• Written task:
Please write the listing below out again exactly, leaving every picture behind.

[Dataset records]

* * * *

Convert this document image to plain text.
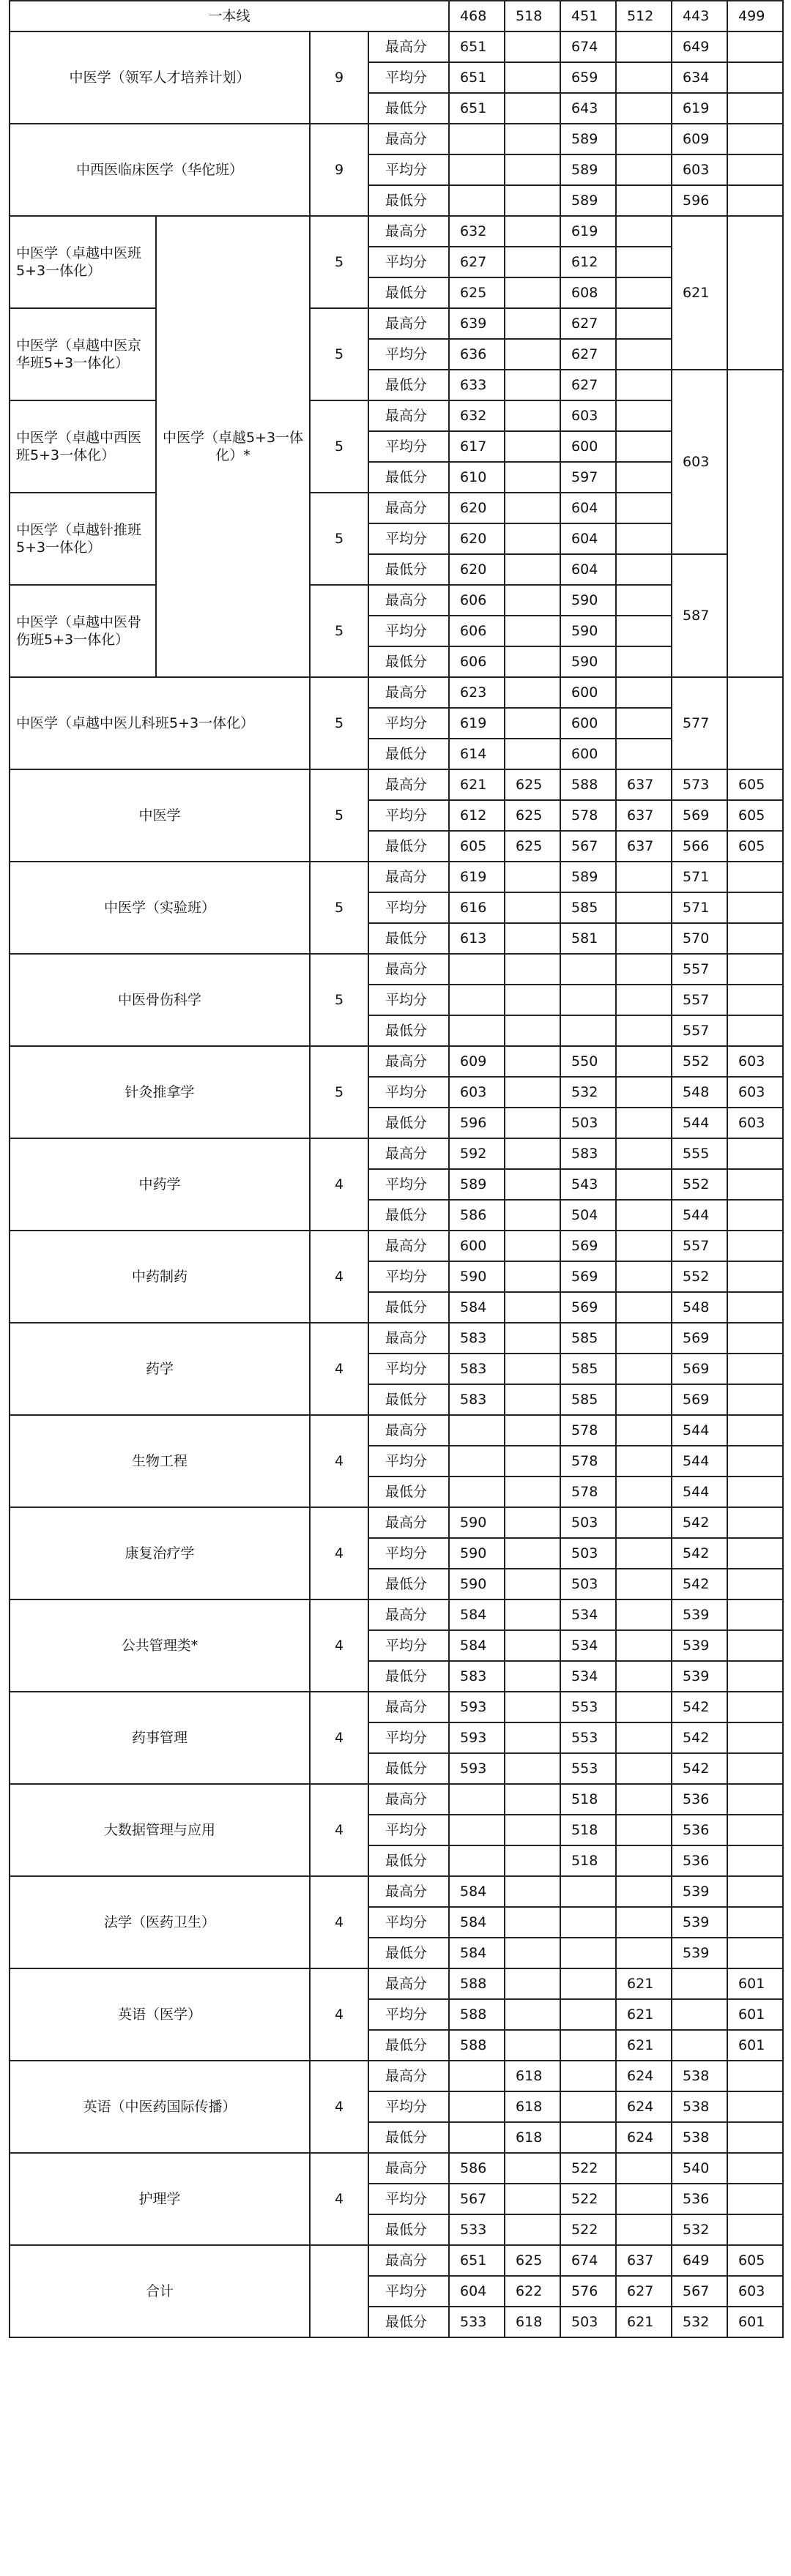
一本线				468	518	451	512	443	499
中医学（领军人才培养计划）		9	最高分	651		674		649	
			平均分	651		659		634	
			最低分	651		643		619	
中西医临床医学（华佗班）		9	最高分			589		609	
			平均分			589		603	
			最低分			589		596	
中医学（卓越中医班5+3一体化）	中医学（卓越5+3一体化）*	5	最高分	632		619		621	
			平均分	627		612			
			最低分	625		608			
中医学（卓越中医京华班5+3一体化）		5	最高分	639		627			
			平均分	636		627			
			最低分	633		627		603	
中医学（卓越中西医班5+3一体化）		5	最高分	632		603			
			平均分	617		600			
			最低分	610		597			
中医学（卓越针推班5+3一体化）		5	最高分	620		604			
			平均分	620		604			
			最低分	620		604		587	
中医学（卓越中医骨伤班5+3一体化）		5	最高分	606		590			
			平均分	606		590			
			最低分	606		590			
中医学（卓越中医儿科班5+3一体化）		5	最高分	623		600		577	
			平均分	619		600			
			最低分	614		600			
中医学		5	最高分	621	625	588	637	573	605
			平均分	612	625	578	637	569	605
			最低分	605	625	567	637	566	605
中医学（实验班）		5	最高分	619		589		571	
			平均分	616		585		571	
			最低分	613		581		570	
中医骨伤科学		5	最高分					557	
			平均分					557	
			最低分					557	
针灸推拿学		5	最高分	609		550		552	603
			平均分	603		532		548	603
			最低分	596		503		544	603
中药学		4	最高分	592		583		555	
			平均分	589		543		552	
			最低分	586		504		544	
中药制药		4	最高分	600		569		557	
			平均分	590		569		552	
			最低分	584		569		548	
药学		4	最高分	583		585		569	
			平均分	583		585		569	
			最低分	583		585		569	
生物工程		4	最高分			578		544	
			平均分			578		544	
			最低分			578		544	
康复治疗学		4	最高分	590		503		542	
			平均分	590		503		542	
			最低分	590		503		542	
公共管理类*		4	最高分	584		534		539	
			平均分	584		534		539	
			最低分	583		534		539	
药事管理		4	最高分	593		553		542	
			平均分	593		553		542	
			最低分	593		553		542	
大数据管理与应用		4	最高分			518		536	
			平均分			518		536	
			最低分			518		536	
法学（医药卫生）		4	最高分	584				539	
			平均分	584				539	
			最低分	584				539	
英语（医学）		4	最高分	588			621		601
			平均分	588			621		601
			最低分	588			621		601
英语（中医药国际传播）		4	最高分		618		624	538	
			平均分		618		624	538	
			最低分		618		624	538	
护理学		4	最高分	586		522		540	
			平均分	567		522		536	
			最低分	533		522		532	
合计			最高分	651	625	674	637	649	605
			平均分	604	622	576	627	567	603
			最低分	533	618	503	621	532	601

* * * *

• Correct result:
Convert this document image to plain text.
一本线				468	518	451	512	443	499
中医学（领军人才培养计划）		9	最高分	651		674		649	
			平均分	651		659		634	
			最低分	651		643		619	
中西医临床医学（华佗班）		9	最高分			589		609	
			平均分			589		603	
			最低分			589		596	
中医学（卓越中医班5+3一体化）	中医学（卓越5+3一体化）*	5	最高分	632		619		621	
			平均分	627		612			
			最低分	625		608			
中医学（卓越中医京华班5+3一体化）		5	最高分	639		627			
			平均分	636		627			
			最低分	633		627		603	
中医学（卓越中西医班5+3一体化）		5	最高分	632		603			
			平均分	617		600			
			最低分	610		597			
中医学（卓越针推班5+3一体化）		5	最高分	620		604			
			平均分	620		604			
			最低分	620		604		587	
中医学（卓越中医骨伤班5+3一体化）		5	最高分	606		590			
			平均分	606		590			
			最低分	606		590			
中医学（卓越中医儿科班5+3一体化）		5	最高分	623		600		577	
			平均分	619		600			
			最低分	614		600			
中医学		5	最高分	621	625	588	637	573	605
			平均分	612	625	578	637	569	605
			最低分	605	625	567	637	566	605
中医学（实验班）		5	最高分	619		589		571	
			平均分	616		585		571	
			最低分	613		581		570	
中医骨伤科学		5	最高分					557	
			平均分					557	
			最低分					557	
针灸推拿学		5	最高分	609		550		552	603
			平均分	603		532		548	603
			最低分	596		503		544	603
中药学		4	最高分	592		583		555	
			平均分	589		543		552	
			最低分	586		504		544	
中药制药		4	最高分	600		569		557	
			平均分	590		569		552	
			最低分	584		569		548	
药学		4	最高分	583		585		569	
			平均分	583		585		569	
			最低分	583		585		569	
生物工程		4	最高分			578		544	
			平均分			578		544	
			最低分			578		544	
康复治疗学		4	最高分	590		503		542	
			平均分	590		503		542	
			最低分	590		503		542	
公共管理类*		4	最高分	584		534		539	
			平均分	584		534		539	
			最低分	583		534		539	
药事管理		4	最高分	593		553		542	
			平均分	593		553		542	
			最低分	593		553		542	
大数据管理与应用		4	最高分			518		536	
			平均分			518		536	
			最低分			518		536	
法学（医药卫生）		4	最高分	584				539	
			平均分	584				539	
			最低分	584				539	
英语（医学）		4	最高分	588			621		601
			平均分	588			621		601
			最低分	588			621		601
英语（中医药国际传播）		4	最高分		618		624	538	
			平均分		618		624	538	
			最低分		618		624	538	
护理学		4	最高分	586		522		540	
			平均分	567		522		536	
			最低分	533		522		532	
合计			最高分	651	625	674	637	649	605
			平均分	604	622	576	627	567	603
			最低分	533	618	503	621	532	601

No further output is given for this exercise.